======== Information shown
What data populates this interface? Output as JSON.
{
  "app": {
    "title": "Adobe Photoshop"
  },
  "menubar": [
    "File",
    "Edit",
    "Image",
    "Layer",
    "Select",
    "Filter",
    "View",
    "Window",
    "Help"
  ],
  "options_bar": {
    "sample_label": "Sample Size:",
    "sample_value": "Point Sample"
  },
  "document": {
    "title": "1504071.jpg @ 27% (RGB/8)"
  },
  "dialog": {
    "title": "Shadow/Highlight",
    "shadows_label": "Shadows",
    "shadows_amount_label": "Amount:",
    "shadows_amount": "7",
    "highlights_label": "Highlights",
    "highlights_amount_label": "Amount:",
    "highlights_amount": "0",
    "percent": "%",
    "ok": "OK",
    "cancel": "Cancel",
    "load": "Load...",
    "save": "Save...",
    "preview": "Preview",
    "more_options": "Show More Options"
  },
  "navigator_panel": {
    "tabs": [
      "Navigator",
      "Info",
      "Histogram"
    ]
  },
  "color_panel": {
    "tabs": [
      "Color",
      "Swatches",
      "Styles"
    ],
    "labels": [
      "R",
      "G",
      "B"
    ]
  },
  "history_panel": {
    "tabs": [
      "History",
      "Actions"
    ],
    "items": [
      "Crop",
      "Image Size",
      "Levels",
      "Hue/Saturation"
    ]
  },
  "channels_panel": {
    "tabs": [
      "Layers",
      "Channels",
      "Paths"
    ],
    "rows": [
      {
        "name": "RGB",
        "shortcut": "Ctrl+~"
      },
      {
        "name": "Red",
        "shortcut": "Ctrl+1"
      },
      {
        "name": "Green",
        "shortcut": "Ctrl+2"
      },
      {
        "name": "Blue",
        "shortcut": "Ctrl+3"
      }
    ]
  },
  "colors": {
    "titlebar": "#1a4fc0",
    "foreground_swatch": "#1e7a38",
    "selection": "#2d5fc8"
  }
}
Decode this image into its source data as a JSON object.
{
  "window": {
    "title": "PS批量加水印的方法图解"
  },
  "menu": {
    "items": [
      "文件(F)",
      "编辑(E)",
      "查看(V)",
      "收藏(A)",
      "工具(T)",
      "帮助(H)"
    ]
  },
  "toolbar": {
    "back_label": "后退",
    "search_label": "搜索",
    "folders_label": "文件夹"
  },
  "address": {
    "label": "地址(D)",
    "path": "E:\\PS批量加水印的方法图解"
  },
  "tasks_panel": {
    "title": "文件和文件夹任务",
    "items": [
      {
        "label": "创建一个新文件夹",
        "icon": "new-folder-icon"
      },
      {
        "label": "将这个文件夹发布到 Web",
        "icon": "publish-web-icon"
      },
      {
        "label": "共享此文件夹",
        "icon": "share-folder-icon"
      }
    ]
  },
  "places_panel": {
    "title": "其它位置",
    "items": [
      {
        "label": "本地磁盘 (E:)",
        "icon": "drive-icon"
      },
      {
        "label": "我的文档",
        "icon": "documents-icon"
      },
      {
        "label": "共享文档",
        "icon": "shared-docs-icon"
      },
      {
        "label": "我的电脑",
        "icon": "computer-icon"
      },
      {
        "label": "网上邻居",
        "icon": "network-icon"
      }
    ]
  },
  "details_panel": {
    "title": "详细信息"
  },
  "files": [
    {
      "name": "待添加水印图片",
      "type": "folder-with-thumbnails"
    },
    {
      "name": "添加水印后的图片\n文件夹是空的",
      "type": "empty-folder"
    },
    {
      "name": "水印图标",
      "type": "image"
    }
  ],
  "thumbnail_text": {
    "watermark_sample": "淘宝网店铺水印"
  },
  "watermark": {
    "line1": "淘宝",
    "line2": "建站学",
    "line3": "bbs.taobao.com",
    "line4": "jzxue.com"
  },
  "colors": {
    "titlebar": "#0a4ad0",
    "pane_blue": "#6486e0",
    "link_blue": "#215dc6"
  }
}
================
- [The request]: Sift the material for lines with the string "type". Copy each one found.

- [Final result]:
      "type": "folder-with-thumbnails"
      "type": "empty-folder"
      "type": "image"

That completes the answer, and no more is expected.